* _What to work on_: Each line of the material below should be reproduced exactly.

* _Listed records_:
————

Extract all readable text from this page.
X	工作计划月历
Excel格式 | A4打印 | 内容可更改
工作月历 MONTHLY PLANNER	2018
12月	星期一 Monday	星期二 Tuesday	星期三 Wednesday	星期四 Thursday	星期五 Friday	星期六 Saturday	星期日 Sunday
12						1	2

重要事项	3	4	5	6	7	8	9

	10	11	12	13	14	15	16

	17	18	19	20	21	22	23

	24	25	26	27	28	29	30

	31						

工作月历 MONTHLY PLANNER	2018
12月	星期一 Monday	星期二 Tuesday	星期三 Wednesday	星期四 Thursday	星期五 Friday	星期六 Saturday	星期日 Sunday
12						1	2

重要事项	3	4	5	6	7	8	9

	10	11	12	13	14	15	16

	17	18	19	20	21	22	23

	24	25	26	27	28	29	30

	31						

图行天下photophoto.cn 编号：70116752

————

* _Answer to the problem_:
Extract all readable text from this page.
X	工作计划月历
Excel格式 | A4打印 | 内容可更改
工作月历 MONTHLY PLANNER	2018
12月	星期一 Monday	星期二 Tuesday	星期三 Wednesday	星期四 Thursday	星期五 Friday	星期六 Saturday	星期日 Sunday
12						1	2

重要事项	3	4	5	6	7	8	9

	10	11	12	13	14	15	16

	17	18	19	20	21	22	23

	24	25	26	27	28	29	30

	31						

工作月历 MONTHLY PLANNER	2018
12月	星期一 Monday	星期二 Tuesday	星期三 Wednesday	星期四 Thursday	星期五 Friday	星期六 Saturday	星期日 Sunday
12						1	2

重要事项	3	4	5	6	7	8	9

	10	11	12	13	14	15	16

	17	18	19	20	21	22	23

	24	25	26	27	28	29	30

	31						

图行天下photophoto.cn 编号：70116752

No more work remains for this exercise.